REQUIREMENT: What follows is a set of records; restate each one word for word and drop the pictures.

Data excerpts

|---|

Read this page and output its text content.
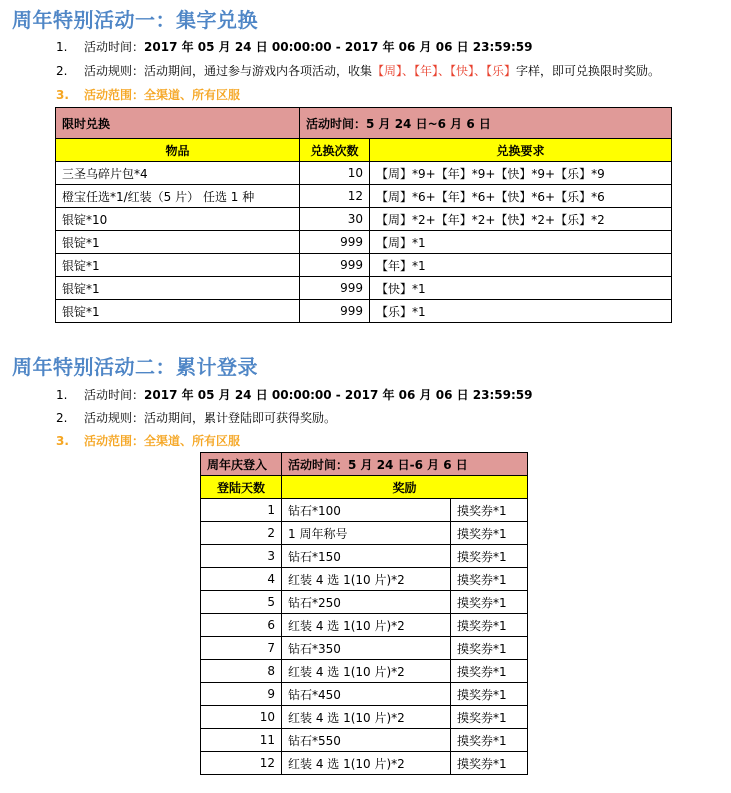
周年特别活动一：集字兑换
1. 活动时间：2017 年 05 月 24 日 00:00:00 - 2017 年 06 月 06 日 23:59:59
2. 活动规则：活动期间，通过参与游戏内各项活动，收集【周】、【年】、【快】、【乐】字样，即可兑换限时奖励。
3. 活动范围：全渠道、所有区服
限时兑换	活动时间：5 月 24 日~6 月 6 日	
物品	兑换次数	兑换要求
三圣乌碎片包*4	10	【周】*9+【年】*9+【快】*9+【乐】*9
橙宝任选*1/红装（5 片） 任选 1 种	12	【周】*6+【年】*6+【快】*6+【乐】*6
银锭*10	30	【周】*2+【年】*2+【快】*2+【乐】*2
银锭*1	999	【周】*1
银锭*1	999	【年】*1
银锭*1	999	【快】*1
银锭*1	999	【乐】*1
周年特别活动二：累计登录
1. 活动时间：2017 年 05 月 24 日 00:00:00 - 2017 年 06 月 06 日 23:59:59
2. 活动规则：活动期间，累计登陆即可获得奖励。
3. 活动范围：全渠道、所有区服
周年庆登入	活动时间：5 月 24 日-6 月 6 日	
登陆天数	奖励	
1	钻石*100	摸奖券*1
2	1 周年称号	摸奖券*1
3	钻石*150	摸奖券*1
4	红装 4 选 1(10 片)*2	摸奖券*1
5	钻石*250	摸奖券*1
6	红装 4 选 1(10 片)*2	摸奖券*1
7	钻石*350	摸奖券*1
8	红装 4 选 1(10 片)*2	摸奖券*1
9	钻石*450	摸奖券*1
10	红装 4 选 1(10 片)*2	摸奖券*1
11	钻石*550	摸奖券*1
12	红装 4 选 1(10 片)*2	摸奖券*1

|---|

ANSWER TO THE TASK:
Read this page and output its text content.
周年特别活动一：集字兑换
1. 活动时间：2017 年 05 月 24 日 00:00:00 - 2017 年 06 月 06 日 23:59:59
2. 活动规则：活动期间，通过参与游戏内各项活动，收集【周】、【年】、【快】、【乐】字样，即可兑换限时奖励。
3. 活动范围：全渠道、所有区服
限时兑换	活动时间：5 月 24 日~6 月 6 日	
物品	兑换次数	兑换要求
三圣乌碎片包*4	10	【周】*9+【年】*9+【快】*9+【乐】*9
橙宝任选*1/红装（5 片） 任选 1 种	12	【周】*6+【年】*6+【快】*6+【乐】*6
银锭*10	30	【周】*2+【年】*2+【快】*2+【乐】*2
银锭*1	999	【周】*1
银锭*1	999	【年】*1
银锭*1	999	【快】*1
银锭*1	999	【乐】*1
周年特别活动二：累计登录
1. 活动时间：2017 年 05 月 24 日 00:00:00 - 2017 年 06 月 06 日 23:59:59
2. 活动规则：活动期间，累计登陆即可获得奖励。
3. 活动范围：全渠道、所有区服
周年庆登入	活动时间：5 月 24 日-6 月 6 日	
登陆天数	奖励	
1	钻石*100	摸奖券*1
2	1 周年称号	摸奖券*1
3	钻石*150	摸奖券*1
4	红装 4 选 1(10 片)*2	摸奖券*1
5	钻石*250	摸奖券*1
6	红装 4 选 1(10 片)*2	摸奖券*1
7	钻石*350	摸奖券*1
8	红装 4 选 1(10 片)*2	摸奖券*1
9	钻石*450	摸奖券*1
10	红装 4 选 1(10 片)*2	摸奖券*1
11	钻石*550	摸奖券*1
12	红装 4 选 1(10 片)*2	摸奖券*1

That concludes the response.